◆ **WHAT THE EXERCISE ASKS**: Gather every line holding the string "screenshot".

◆ **Lines of data**:
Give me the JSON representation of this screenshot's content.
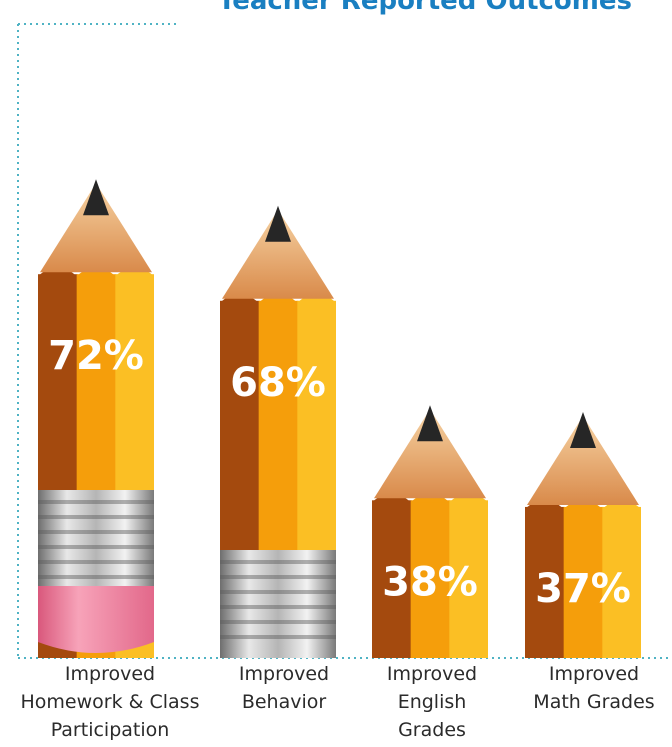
{
  "chart_data": {
    "type": "bar",
    "title": "Teacher Reported Outcomes",
    "categories": [
      [
        "Improved",
        "Homework & Class",
        "Participation"
      ],
      [
        "Improved",
        "Behavior"
      ],
      [
        "Improved",
        "English",
        "Grades"
      ],
      [
        "Improved",
        "Math Grades"
      ]
    ],
    "values": [
      72,
      68,
      38,
      37
    ],
    "value_labels": [
      "72%",
      "68%",
      "38%",
      "37%"
    ],
    "bar_style": "pencil",
    "colors": {
      "title": "#1a7fc1",
      "pencil_light": "#fbbf24",
      "pencil_mid": "#f59e0b",
      "pencil_dark": "#a44a0e",
      "ferrule": "#b8b8b8",
      "eraser": "#f28aa6",
      "dotted_border": "#4fb3c4"
    }
  }
}
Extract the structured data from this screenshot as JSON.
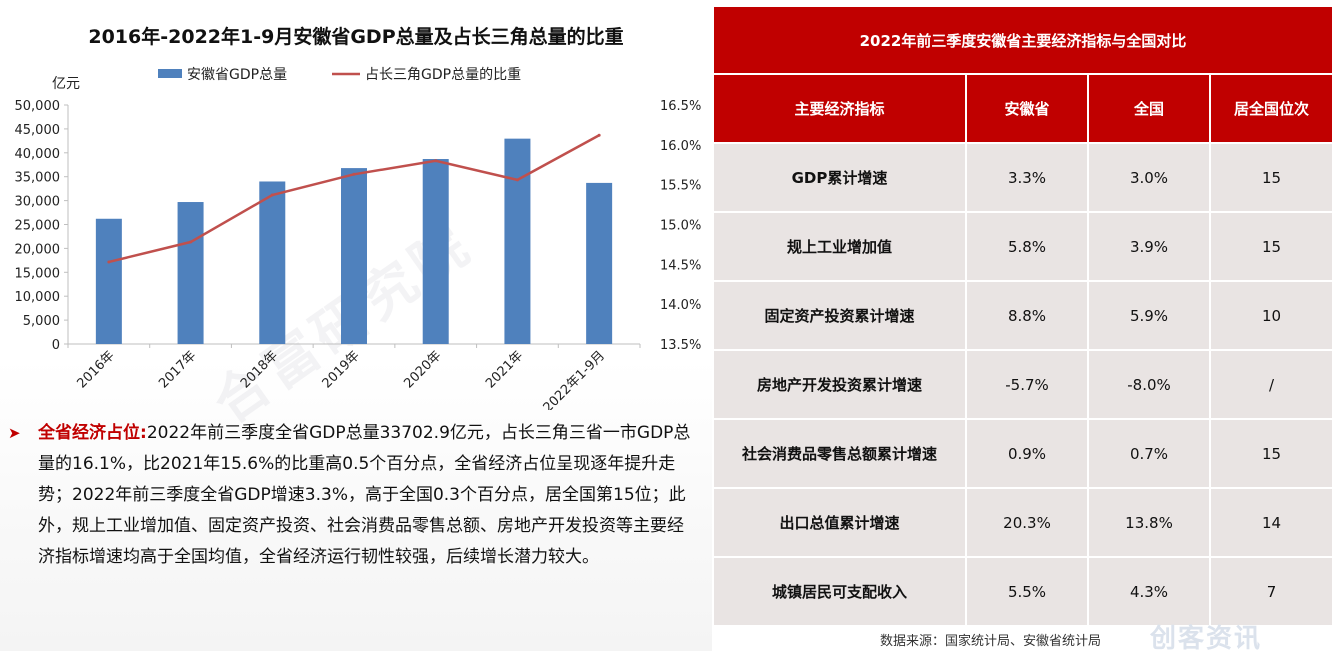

◆ **ANSWER FOR THIS EXERCISE**:
Give me the JSON representation of this screenshot's content.
Extract the structured data from this screenshot as JSON.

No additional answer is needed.